== SUPPLIED ENTRIES

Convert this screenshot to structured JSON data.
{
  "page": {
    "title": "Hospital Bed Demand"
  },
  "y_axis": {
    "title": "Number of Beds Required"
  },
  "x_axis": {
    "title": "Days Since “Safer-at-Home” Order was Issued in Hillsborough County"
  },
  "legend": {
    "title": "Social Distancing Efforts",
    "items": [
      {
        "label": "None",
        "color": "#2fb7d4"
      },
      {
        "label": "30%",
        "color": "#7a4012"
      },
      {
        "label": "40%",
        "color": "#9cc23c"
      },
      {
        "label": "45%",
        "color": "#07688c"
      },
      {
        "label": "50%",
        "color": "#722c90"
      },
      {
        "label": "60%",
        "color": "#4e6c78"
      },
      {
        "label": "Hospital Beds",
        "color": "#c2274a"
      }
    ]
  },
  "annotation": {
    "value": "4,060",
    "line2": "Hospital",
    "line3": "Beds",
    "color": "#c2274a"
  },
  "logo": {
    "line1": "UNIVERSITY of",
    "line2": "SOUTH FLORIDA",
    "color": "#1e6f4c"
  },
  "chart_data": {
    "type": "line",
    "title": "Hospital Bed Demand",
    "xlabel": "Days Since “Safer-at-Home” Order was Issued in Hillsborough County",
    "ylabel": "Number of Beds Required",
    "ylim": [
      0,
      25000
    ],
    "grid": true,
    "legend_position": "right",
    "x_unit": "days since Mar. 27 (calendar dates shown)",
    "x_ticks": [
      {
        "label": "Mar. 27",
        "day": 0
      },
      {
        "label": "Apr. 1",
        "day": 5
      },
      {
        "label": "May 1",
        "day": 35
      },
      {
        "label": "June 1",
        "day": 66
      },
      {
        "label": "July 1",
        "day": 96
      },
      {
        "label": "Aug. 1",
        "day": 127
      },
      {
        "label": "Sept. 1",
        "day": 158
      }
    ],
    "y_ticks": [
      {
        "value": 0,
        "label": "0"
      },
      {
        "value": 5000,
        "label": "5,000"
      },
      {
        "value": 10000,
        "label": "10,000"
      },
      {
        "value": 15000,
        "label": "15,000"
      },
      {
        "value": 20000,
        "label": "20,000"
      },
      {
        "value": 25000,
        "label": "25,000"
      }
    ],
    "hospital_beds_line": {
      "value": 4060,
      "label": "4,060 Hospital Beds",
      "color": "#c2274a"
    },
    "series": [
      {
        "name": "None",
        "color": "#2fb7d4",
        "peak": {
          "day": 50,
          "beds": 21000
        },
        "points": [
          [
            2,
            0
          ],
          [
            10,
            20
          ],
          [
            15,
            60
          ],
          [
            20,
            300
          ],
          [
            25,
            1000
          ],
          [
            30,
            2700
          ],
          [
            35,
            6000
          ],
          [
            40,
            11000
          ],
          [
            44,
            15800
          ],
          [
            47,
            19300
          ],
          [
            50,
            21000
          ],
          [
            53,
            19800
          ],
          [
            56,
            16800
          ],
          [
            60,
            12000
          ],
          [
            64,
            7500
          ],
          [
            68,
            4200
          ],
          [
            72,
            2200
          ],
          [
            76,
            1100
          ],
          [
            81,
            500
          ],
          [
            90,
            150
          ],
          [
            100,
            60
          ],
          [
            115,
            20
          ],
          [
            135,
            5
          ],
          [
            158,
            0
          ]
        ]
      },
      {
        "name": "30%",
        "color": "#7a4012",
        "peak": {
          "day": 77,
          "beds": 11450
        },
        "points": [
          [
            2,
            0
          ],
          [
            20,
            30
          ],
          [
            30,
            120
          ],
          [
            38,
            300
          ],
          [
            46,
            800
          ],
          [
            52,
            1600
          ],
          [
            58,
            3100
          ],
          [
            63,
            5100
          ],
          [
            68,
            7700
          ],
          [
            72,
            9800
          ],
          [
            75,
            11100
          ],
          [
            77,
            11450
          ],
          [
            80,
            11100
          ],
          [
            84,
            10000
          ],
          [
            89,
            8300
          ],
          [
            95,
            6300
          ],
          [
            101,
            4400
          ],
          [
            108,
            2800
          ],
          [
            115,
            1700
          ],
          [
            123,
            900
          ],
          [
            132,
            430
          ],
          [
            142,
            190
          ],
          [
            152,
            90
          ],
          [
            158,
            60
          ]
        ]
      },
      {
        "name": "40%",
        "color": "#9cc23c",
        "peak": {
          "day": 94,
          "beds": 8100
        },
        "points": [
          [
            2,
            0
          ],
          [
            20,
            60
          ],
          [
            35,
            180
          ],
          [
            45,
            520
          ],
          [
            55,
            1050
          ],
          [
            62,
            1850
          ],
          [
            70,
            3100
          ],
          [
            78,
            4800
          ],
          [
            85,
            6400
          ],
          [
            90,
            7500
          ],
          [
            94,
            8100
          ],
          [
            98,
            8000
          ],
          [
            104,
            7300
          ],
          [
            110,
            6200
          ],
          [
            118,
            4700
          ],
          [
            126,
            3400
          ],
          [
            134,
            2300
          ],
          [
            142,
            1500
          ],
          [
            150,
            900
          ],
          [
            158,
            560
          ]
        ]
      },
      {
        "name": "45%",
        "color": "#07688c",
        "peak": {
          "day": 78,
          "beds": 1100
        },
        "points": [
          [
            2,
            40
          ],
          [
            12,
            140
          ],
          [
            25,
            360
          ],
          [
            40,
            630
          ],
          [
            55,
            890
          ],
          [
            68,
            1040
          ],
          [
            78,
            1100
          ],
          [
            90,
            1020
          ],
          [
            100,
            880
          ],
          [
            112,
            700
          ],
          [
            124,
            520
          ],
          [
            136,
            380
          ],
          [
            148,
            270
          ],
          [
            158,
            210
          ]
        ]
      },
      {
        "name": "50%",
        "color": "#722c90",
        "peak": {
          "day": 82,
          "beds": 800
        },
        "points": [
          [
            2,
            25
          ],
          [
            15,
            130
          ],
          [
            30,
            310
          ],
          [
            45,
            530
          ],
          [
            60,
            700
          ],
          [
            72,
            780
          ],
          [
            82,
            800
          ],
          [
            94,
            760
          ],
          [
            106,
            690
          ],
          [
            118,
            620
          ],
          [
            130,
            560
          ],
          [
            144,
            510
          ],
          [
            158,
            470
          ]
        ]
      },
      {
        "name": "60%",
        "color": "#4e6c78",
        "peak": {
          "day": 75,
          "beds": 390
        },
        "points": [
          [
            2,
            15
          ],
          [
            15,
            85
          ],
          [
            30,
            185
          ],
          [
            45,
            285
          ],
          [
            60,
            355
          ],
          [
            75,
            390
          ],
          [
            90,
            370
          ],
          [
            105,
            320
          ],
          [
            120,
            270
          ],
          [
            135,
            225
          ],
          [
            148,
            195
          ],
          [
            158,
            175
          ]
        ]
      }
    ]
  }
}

====

GIVEN INSTRUCTION: Quote the listing in full, please, keeping every line exact.

FULL ANSWER:
Convert this screenshot to structured JSON data.
{
  "page": {
    "title": "Hospital Bed Demand"
  },
  "y_axis": {
    "title": "Number of Beds Required"
  },
  "x_axis": {
    "title": "Days Since “Safer-at-Home” Order was Issued in Hillsborough County"
  },
  "legend": {
    "title": "Social Distancing Efforts",
    "items": [
      {
        "label": "None",
        "color": "#2fb7d4"
      },
      {
        "label": "30%",
        "color": "#7a4012"
      },
      {
        "label": "40%",
        "color": "#9cc23c"
      },
      {
        "label": "45%",
        "color": "#07688c"
      },
      {
        "label": "50%",
        "color": "#722c90"
      },
      {
        "label": "60%",
        "color": "#4e6c78"
      },
      {
        "label": "Hospital Beds",
        "color": "#c2274a"
      }
    ]
  },
  "annotation": {
    "value": "4,060",
    "line2": "Hospital",
    "line3": "Beds",
    "color": "#c2274a"
  },
  "logo": {
    "line1": "UNIVERSITY of",
    "line2": "SOUTH FLORIDA",
    "color": "#1e6f4c"
  },
  "chart_data": {
    "type": "line",
    "title": "Hospital Bed Demand",
    "xlabel": "Days Since “Safer-at-Home” Order was Issued in Hillsborough County",
    "ylabel": "Number of Beds Required",
    "ylim": [
      0,
      25000
    ],
    "grid": true,
    "legend_position": "right",
    "x_unit": "days since Mar. 27 (calendar dates shown)",
    "x_ticks": [
      {
        "label": "Mar. 27",
        "day": 0
      },
      {
        "label": "Apr. 1",
        "day": 5
      },
      {
        "label": "May 1",
        "day": 35
      },
      {
        "label": "June 1",
        "day": 66
      },
      {
        "label": "July 1",
        "day": 96
      },
      {
        "label": "Aug. 1",
        "day": 127
      },
      {
        "label": "Sept. 1",
        "day": 158
      }
    ],
    "y_ticks": [
      {
        "value": 0,
        "label": "0"
      },
      {
        "value": 5000,
        "label": "5,000"
      },
      {
        "value": 10000,
        "label": "10,000"
      },
      {
        "value": 15000,
        "label": "15,000"
      },
      {
        "value": 20000,
        "label": "20,000"
      },
      {
        "value": 25000,
        "label": "25,000"
      }
    ],
    "hospital_beds_line": {
      "value": 4060,
      "label": "4,060 Hospital Beds",
      "color": "#c2274a"
    },
    "series": [
      {
        "name": "None",
        "color": "#2fb7d4",
        "peak": {
          "day": 50,
          "beds": 21000
        },
        "points": [
          [
            2,
            0
          ],
          [
            10,
            20
          ],
          [
            15,
            60
          ],
          [
            20,
            300
          ],
          [
            25,
            1000
          ],
          [
            30,
            2700
          ],
          [
            35,
            6000
          ],
          [
            40,
            11000
          ],
          [
            44,
            15800
          ],
          [
            47,
            19300
          ],
          [
            50,
            21000
          ],
          [
            53,
            19800
          ],
          [
            56,
            16800
          ],
          [
            60,
            12000
          ],
          [
            64,
            7500
          ],
          [
            68,
            4200
          ],
          [
            72,
            2200
          ],
          [
            76,
            1100
          ],
          [
            81,
            500
          ],
          [
            90,
            150
          ],
          [
            100,
            60
          ],
          [
            115,
            20
          ],
          [
            135,
            5
          ],
          [
            158,
            0
          ]
        ]
      },
      {
        "name": "30%",
        "color": "#7a4012",
        "peak": {
          "day": 77,
          "beds": 11450
        },
        "points": [
          [
            2,
            0
          ],
          [
            20,
            30
          ],
          [
            30,
            120
          ],
          [
            38,
            300
          ],
          [
            46,
            800
          ],
          [
            52,
            1600
          ],
          [
            58,
            3100
          ],
          [
            63,
            5100
          ],
          [
            68,
            7700
          ],
          [
            72,
            9800
          ],
          [
            75,
            11100
          ],
          [
            77,
            11450
          ],
          [
            80,
            11100
          ],
          [
            84,
            10000
          ],
          [
            89,
            8300
          ],
          [
            95,
            6300
          ],
          [
            101,
            4400
          ],
          [
            108,
            2800
          ],
          [
            115,
            1700
          ],
          [
            123,
            900
          ],
          [
            132,
            430
          ],
          [
            142,
            190
          ],
          [
            152,
            90
          ],
          [
            158,
            60
          ]
        ]
      },
      {
        "name": "40%",
        "color": "#9cc23c",
        "peak": {
          "day": 94,
          "beds": 8100
        },
        "points": [
          [
            2,
            0
          ],
          [
            20,
            60
          ],
          [
            35,
            180
          ],
          [
            45,
            520
          ],
          [
            55,
            1050
          ],
          [
            62,
            1850
          ],
          [
            70,
            3100
          ],
          [
            78,
            4800
          ],
          [
            85,
            6400
          ],
          [
            90,
            7500
          ],
          [
            94,
            8100
          ],
          [
            98,
            8000
          ],
          [
            104,
            7300
          ],
          [
            110,
            6200
          ],
          [
            118,
            4700
          ],
          [
            126,
            3400
          ],
          [
            134,
            2300
          ],
          [
            142,
            1500
          ],
          [
            150,
            900
          ],
          [
            158,
            560
          ]
        ]
      },
      {
        "name": "45%",
        "color": "#07688c",
        "peak": {
          "day": 78,
          "beds": 1100
        },
        "points": [
          [
            2,
            40
          ],
          [
            12,
            140
          ],
          [
            25,
            360
          ],
          [
            40,
            630
          ],
          [
            55,
            890
          ],
          [
            68,
            1040
          ],
          [
            78,
            1100
          ],
          [
            90,
            1020
          ],
          [
            100,
            880
          ],
          [
            112,
            700
          ],
          [
            124,
            520
          ],
          [
            136,
            380
          ],
          [
            148,
            270
          ],
          [
            158,
            210
          ]
        ]
      },
      {
        "name": "50%",
        "color": "#722c90",
        "peak": {
          "day": 82,
          "beds": 800
        },
        "points": [
          [
            2,
            25
          ],
          [
            15,
            130
          ],
          [
            30,
            310
          ],
          [
            45,
            530
          ],
          [
            60,
            700
          ],
          [
            72,
            780
          ],
          [
            82,
            800
          ],
          [
            94,
            760
          ],
          [
            106,
            690
          ],
          [
            118,
            620
          ],
          [
            130,
            560
          ],
          [
            144,
            510
          ],
          [
            158,
            470
          ]
        ]
      },
      {
        "name": "60%",
        "color": "#4e6c78",
        "peak": {
          "day": 75,
          "beds": 390
        },
        "points": [
          [
            2,
            15
          ],
          [
            15,
            85
          ],
          [
            30,
            185
          ],
          [
            45,
            285
          ],
          [
            60,
            355
          ],
          [
            75,
            390
          ],
          [
            90,
            370
          ],
          [
            105,
            320
          ],
          [
            120,
            270
          ],
          [
            135,
            225
          ],
          [
            148,
            195
          ],
          [
            158,
            175
          ]
        ]
      }
    ]
  }
}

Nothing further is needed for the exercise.